Task requirements —
1. In the passage on future displays and software, how big are today's display glasses?
2. Retype the part of the passage on future displays and software starting at "When the device" and ending at "That's not new.".

Start of Quoted passage

The other path display resolution may take will make Imax seem passé. How about full horizon visibility? This can only be done if you fake your senses into thinking the horizon and the monitor are the same thing. Yeah, your computer display will be worn on your eye-glasses.

This technology is already available, although currently these glasses are the size of a motorcycle helmet and the resolution isn't as high as your current PC monitor. It will get better. Soon, you will be able to put on a pair of glasses not much different than reading glasses are today, and with the flip of a power switch transform your view into a 360 degree environment of applications, images and videos. Built in speakers and microphones are a given.

Our children's children will think it ridiculous that we ever sat in front of a little monitor to watch TV or movies. Their "heads-up" displays will enable them to walk through their movies in three dimensions.

 

What of the Software?

 

When the device you hookup to your phone/laptop/PC thingy becomes irrelevant, what will the software look like? Let's extrapolate from the ubiquitous MS Office...

In the realm of word processor/spreadsheet/data applications, we're about done with feature creep. Few ever use even half of the functionality built into MS Office. Innovations like the Ribbon and app-sharing are noteworthy, but not Earth-shattering. Furthermore, we've come to expect that our "work" will be available whether we're at Starbucks, the beach, or the office. That's not new.

Once again, software will have to keep pace with the hardware. If the displays are to be dynamic, so will the software need to "sense" what devices are available, and scale just as dynamically.

Can you imagine using MS Word on your 2"x4" smartphone display? You will. Soon, all software interfaces will be able to adjust according to size and display preferences. The available options in those interfaces will be up to you, and will also change based on past use. Software will know where you are, what you're doing, and how you did that task recently. How you interact with the options available to you will be as dynamic as your display.

End of Quoted passage
Start of Data supplied

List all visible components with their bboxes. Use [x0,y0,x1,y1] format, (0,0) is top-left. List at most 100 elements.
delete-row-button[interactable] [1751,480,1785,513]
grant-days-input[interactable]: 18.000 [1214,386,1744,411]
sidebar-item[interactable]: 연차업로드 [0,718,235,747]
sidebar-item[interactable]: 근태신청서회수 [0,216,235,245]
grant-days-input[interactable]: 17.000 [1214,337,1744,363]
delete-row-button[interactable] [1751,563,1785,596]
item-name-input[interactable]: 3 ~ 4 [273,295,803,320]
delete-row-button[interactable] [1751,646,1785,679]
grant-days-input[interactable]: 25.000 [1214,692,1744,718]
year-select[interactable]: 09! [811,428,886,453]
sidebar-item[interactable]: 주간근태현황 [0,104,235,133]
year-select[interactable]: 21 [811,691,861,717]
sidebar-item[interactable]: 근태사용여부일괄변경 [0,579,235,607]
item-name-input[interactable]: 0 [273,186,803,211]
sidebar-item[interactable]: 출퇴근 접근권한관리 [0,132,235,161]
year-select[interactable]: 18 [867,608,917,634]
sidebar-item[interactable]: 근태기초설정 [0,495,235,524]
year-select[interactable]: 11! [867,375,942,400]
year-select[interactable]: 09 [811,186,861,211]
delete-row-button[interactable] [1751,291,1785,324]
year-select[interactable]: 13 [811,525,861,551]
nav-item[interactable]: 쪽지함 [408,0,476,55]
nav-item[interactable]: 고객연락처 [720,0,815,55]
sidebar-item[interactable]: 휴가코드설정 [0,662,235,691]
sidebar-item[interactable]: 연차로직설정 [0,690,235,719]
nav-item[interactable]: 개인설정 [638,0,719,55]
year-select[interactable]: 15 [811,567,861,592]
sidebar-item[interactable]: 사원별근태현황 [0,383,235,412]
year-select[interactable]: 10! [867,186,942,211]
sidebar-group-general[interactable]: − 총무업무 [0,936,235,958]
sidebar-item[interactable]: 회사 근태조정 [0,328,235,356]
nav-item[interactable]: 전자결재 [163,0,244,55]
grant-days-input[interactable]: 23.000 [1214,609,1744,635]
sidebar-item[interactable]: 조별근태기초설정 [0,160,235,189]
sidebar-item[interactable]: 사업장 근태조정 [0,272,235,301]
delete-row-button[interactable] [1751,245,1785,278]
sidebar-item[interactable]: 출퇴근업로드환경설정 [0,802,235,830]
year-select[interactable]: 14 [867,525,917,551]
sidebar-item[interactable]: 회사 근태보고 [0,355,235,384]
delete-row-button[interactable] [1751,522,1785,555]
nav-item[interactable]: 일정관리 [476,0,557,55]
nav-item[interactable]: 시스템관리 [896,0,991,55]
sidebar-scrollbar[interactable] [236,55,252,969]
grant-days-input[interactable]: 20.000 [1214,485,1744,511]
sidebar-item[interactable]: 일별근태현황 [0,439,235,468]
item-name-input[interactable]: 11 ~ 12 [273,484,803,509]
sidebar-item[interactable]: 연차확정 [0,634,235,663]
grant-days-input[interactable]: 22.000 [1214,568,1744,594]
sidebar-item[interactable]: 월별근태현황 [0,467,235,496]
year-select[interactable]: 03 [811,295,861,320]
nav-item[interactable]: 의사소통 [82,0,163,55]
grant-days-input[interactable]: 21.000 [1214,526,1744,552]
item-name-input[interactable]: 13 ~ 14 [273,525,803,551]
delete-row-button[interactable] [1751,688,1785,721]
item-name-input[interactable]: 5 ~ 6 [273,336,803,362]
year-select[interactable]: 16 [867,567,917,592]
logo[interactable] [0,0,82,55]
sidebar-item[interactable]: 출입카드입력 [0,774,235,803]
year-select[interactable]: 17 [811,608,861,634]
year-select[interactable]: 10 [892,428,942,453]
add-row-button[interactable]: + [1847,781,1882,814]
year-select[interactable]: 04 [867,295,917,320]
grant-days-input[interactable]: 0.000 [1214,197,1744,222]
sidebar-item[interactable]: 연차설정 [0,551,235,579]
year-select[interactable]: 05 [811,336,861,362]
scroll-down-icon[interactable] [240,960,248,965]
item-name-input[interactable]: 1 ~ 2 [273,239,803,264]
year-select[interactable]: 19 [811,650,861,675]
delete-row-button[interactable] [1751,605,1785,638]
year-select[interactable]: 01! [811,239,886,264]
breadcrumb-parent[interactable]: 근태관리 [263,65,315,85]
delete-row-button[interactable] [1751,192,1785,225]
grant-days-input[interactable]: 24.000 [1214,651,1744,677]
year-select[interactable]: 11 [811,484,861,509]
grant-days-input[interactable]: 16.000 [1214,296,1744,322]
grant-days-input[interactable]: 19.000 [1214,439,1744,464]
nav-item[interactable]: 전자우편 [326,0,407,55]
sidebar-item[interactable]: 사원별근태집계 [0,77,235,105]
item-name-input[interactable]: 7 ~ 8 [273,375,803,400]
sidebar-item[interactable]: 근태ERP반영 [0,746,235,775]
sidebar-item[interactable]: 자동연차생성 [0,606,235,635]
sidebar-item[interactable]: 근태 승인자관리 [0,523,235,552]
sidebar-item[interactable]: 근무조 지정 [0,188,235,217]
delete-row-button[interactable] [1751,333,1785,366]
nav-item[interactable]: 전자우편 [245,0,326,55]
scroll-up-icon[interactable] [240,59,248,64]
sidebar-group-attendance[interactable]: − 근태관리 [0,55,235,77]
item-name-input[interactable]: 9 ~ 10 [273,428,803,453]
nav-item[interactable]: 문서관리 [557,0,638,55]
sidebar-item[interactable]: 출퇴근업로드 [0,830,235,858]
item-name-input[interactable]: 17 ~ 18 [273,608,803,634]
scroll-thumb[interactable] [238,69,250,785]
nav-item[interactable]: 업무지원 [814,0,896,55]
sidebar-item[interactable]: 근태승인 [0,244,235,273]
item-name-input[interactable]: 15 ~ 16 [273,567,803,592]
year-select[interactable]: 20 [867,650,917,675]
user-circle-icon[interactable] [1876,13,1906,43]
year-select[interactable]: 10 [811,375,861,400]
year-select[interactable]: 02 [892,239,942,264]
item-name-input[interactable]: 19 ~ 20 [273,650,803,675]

End of Data supplied

Answer section —
1. They are the size of a motorcycle helmet.

2.
When the device you hookup to your phone/laptop/PC thingy becomes irrelevant, what will the software look like? Let's extrapolate from the ubiquitous MS Office...

In the realm of word processor/spreadsheet/data applications, we're about done with feature creep. Few ever use even half of the functionality built into MS Office. Innovations like the Ribbon and app-sharing are noteworthy, but not Earth-shattering. Furthermore, we've come to expect that our "work" will be available whether we're at Starbucks, the beach, or the office. That's not new.